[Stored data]
(begin)
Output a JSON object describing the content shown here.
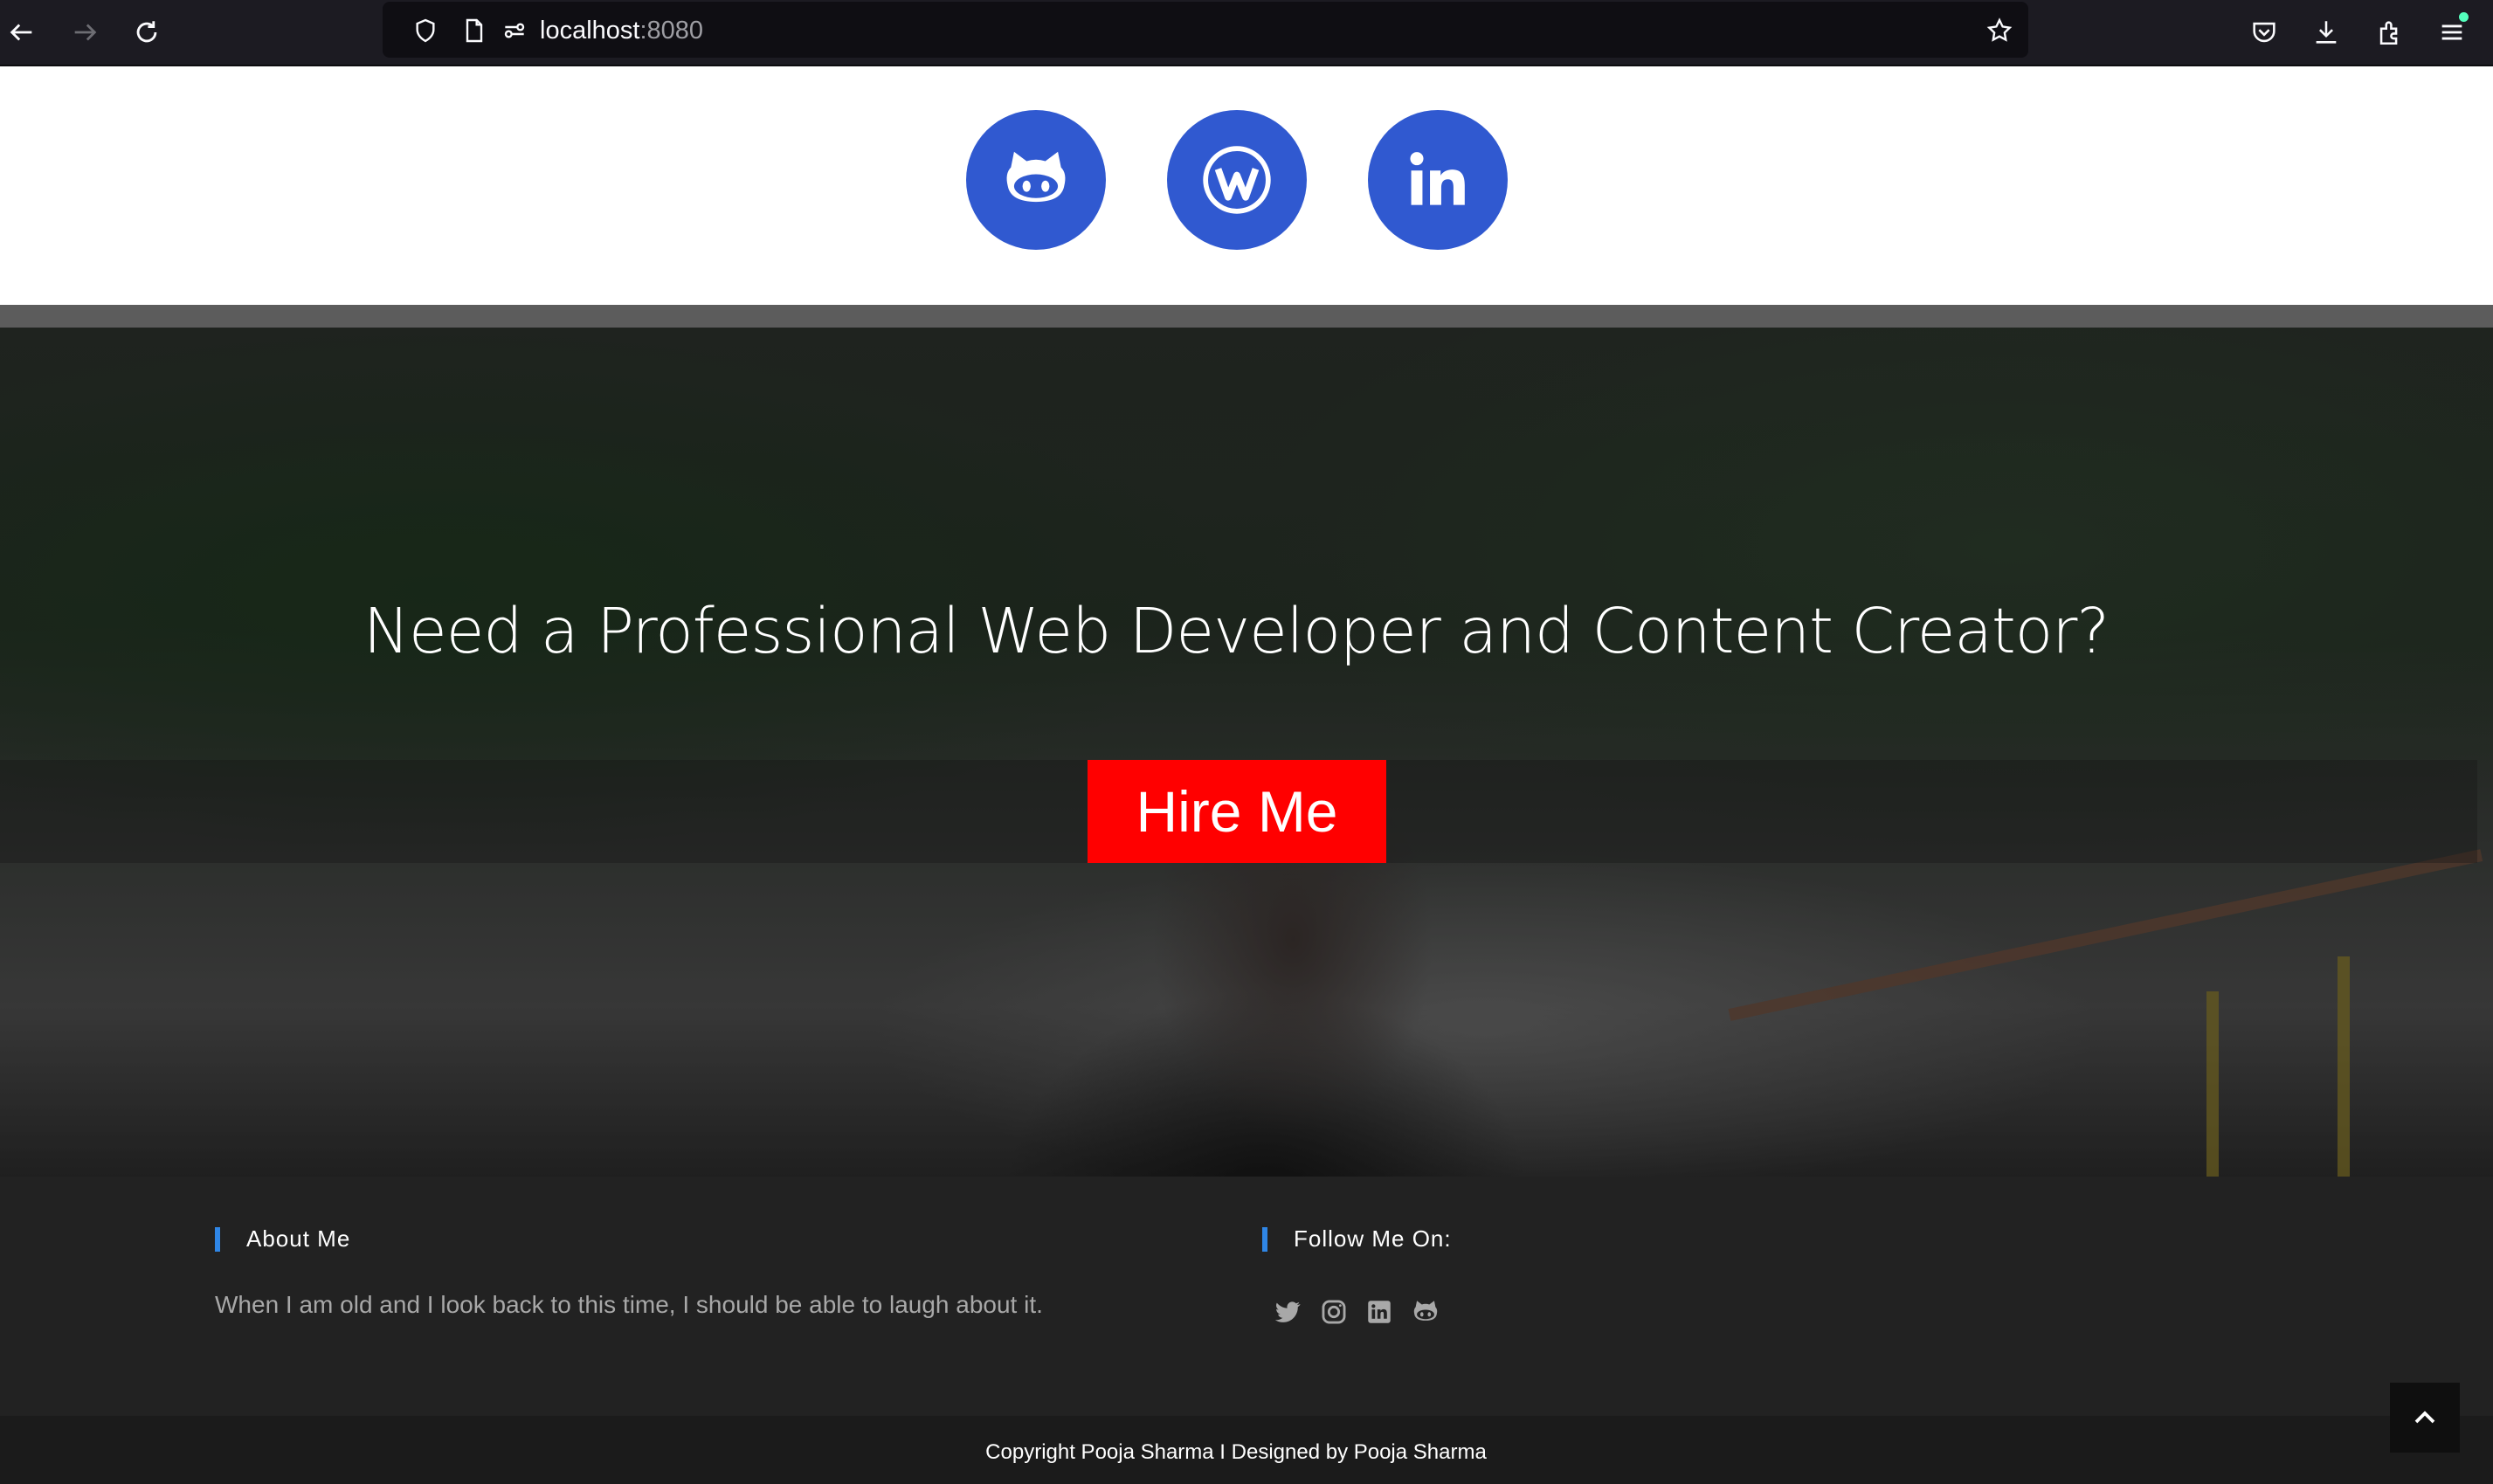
{
  "browser": {
    "url_host": "localhost",
    "url_port": ":8080",
    "icons": [
      "back-icon",
      "forward-icon",
      "reload-icon",
      "shield-icon",
      "page-icon",
      "permissions-icon",
      "bookmark-star-icon",
      "pocket-icon",
      "download-icon",
      "extensions-icon",
      "menu-icon"
    ]
  },
  "social": {
    "items": [
      {
        "name": "github",
        "icon": "github-icon"
      },
      {
        "name": "wordpress",
        "icon": "wordpress-icon"
      },
      {
        "name": "linkedin",
        "icon": "linkedin-icon"
      }
    ],
    "color": "#3059d0"
  },
  "hero": {
    "title": "Need a Professional Web Developer and Content Creator?",
    "cta_label": "Hire Me",
    "cta_color": "#ff0000"
  },
  "footer": {
    "about_heading": "About Me",
    "about_text": "When I am old and I look back to this time, I should be able to laugh about it.",
    "follow_heading": "Follow Me On:",
    "follow_icons": [
      "twitter-icon",
      "instagram-icon",
      "linkedin-icon",
      "github-icon"
    ],
    "accent": "#2f86e6"
  },
  "copyright": "Copyright Pooja Sharma I Designed by Pooja Sharma"
}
(end)
*Work instructions*
Answer only with how many lines in the records include "name".

*Exercise solution*
3